| The data |
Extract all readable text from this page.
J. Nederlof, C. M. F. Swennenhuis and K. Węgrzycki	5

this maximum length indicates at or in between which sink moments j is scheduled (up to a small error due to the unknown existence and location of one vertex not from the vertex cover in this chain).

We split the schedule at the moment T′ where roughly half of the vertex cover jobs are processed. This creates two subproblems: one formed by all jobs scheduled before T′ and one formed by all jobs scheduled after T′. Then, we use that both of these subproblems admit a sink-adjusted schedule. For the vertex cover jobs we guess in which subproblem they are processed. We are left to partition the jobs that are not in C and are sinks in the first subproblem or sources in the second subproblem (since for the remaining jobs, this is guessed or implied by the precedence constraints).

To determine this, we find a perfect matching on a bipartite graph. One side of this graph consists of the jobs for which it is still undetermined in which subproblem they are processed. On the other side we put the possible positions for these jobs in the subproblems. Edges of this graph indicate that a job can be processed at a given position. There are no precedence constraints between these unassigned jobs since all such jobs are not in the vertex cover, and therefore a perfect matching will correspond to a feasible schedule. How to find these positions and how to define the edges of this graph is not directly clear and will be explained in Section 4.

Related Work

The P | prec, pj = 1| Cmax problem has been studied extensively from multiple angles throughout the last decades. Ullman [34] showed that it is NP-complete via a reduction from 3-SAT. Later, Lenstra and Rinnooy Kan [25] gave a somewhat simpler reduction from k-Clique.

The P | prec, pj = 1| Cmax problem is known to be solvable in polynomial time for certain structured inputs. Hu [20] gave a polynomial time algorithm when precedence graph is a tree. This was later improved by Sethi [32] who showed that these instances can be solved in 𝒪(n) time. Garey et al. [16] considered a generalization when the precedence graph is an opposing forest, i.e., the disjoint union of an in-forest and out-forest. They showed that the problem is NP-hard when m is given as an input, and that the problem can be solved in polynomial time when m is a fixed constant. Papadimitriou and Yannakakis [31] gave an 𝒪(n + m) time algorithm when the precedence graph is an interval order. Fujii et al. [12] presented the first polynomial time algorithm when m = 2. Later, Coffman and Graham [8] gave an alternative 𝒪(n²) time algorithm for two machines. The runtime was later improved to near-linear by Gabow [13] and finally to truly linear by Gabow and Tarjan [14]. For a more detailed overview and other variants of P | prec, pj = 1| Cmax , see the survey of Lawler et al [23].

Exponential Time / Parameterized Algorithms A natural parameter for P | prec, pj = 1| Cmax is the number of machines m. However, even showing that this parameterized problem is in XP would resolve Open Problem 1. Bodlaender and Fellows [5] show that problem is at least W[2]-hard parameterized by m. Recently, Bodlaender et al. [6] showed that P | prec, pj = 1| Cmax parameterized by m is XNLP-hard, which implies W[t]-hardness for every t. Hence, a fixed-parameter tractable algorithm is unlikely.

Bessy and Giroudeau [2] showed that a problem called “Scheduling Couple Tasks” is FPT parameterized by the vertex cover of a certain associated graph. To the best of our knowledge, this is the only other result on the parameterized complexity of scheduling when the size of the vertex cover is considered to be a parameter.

| Short exercise |
Set down all of the data above, word for word.

| The result |
Extract all readable text from this page.
J. Nederlof, C. M. F. Swennenhuis and K. Węgrzycki	5

this maximum length indicates at or in between which sink moments j is scheduled (up to a small error due to the unknown existence and location of one vertex not from the vertex cover in this chain).

We split the schedule at the moment T′ where roughly half of the vertex cover jobs are processed. This creates two subproblems: one formed by all jobs scheduled before T′ and one formed by all jobs scheduled after T′. Then, we use that both of these subproblems admit a sink-adjusted schedule. For the vertex cover jobs we guess in which subproblem they are processed. We are left to partition the jobs that are not in C and are sinks in the first subproblem or sources in the second subproblem (since for the remaining jobs, this is guessed or implied by the precedence constraints).

To determine this, we find a perfect matching on a bipartite graph. One side of this graph consists of the jobs for which it is still undetermined in which subproblem they are processed. On the other side we put the possible positions for these jobs in the subproblems. Edges of this graph indicate that a job can be processed at a given position. There are no precedence constraints between these unassigned jobs since all such jobs are not in the vertex cover, and therefore a perfect matching will correspond to a feasible schedule. How to find these positions and how to define the edges of this graph is not directly clear and will be explained in Section 4.

Related Work

The P | prec, pj = 1| Cmax problem has been studied extensively from multiple angles throughout the last decades. Ullman [34] showed that it is NP-complete via a reduction from 3-SAT. Later, Lenstra and Rinnooy Kan [25] gave a somewhat simpler reduction from k-Clique.

The P | prec, pj = 1| Cmax problem is known to be solvable in polynomial time for certain structured inputs. Hu [20] gave a polynomial time algorithm when precedence graph is a tree. This was later improved by Sethi [32] who showed that these instances can be solved in 𝒪(n) time. Garey et al. [16] considered a generalization when the precedence graph is an opposing forest, i.e., the disjoint union of an in-forest and out-forest. They showed that the problem is NP-hard when m is given as an input, and that the problem can be solved in polynomial time when m is a fixed constant. Papadimitriou and Yannakakis [31] gave an 𝒪(n + m) time algorithm when the precedence graph is an interval order. Fujii et al. [12] presented the first polynomial time algorithm when m = 2. Later, Coffman and Graham [8] gave an alternative 𝒪(n²) time algorithm for two machines. The runtime was later improved to near-linear by Gabow [13] and finally to truly linear by Gabow and Tarjan [14]. For a more detailed overview and other variants of P | prec, pj = 1| Cmax , see the survey of Lawler et al [23].

Exponential Time / Parameterized Algorithms A natural parameter for P | prec, pj = 1| Cmax is the number of machines m. However, even showing that this parameterized problem is in XP would resolve Open Problem 1. Bodlaender and Fellows [5] show that problem is at least W[2]-hard parameterized by m. Recently, Bodlaender et al. [6] showed that P | prec, pj = 1| Cmax parameterized by m is XNLP-hard, which implies W[t]-hardness for every t. Hence, a fixed-parameter tractable algorithm is unlikely.

Bessy and Giroudeau [2] showed that a problem called “Scheduling Couple Tasks” is FPT parameterized by the vertex cover of a certain associated graph. To the best of our knowledge, this is the only other result on the parameterized complexity of scheduling when the size of the vertex cover is considered to be a parameter.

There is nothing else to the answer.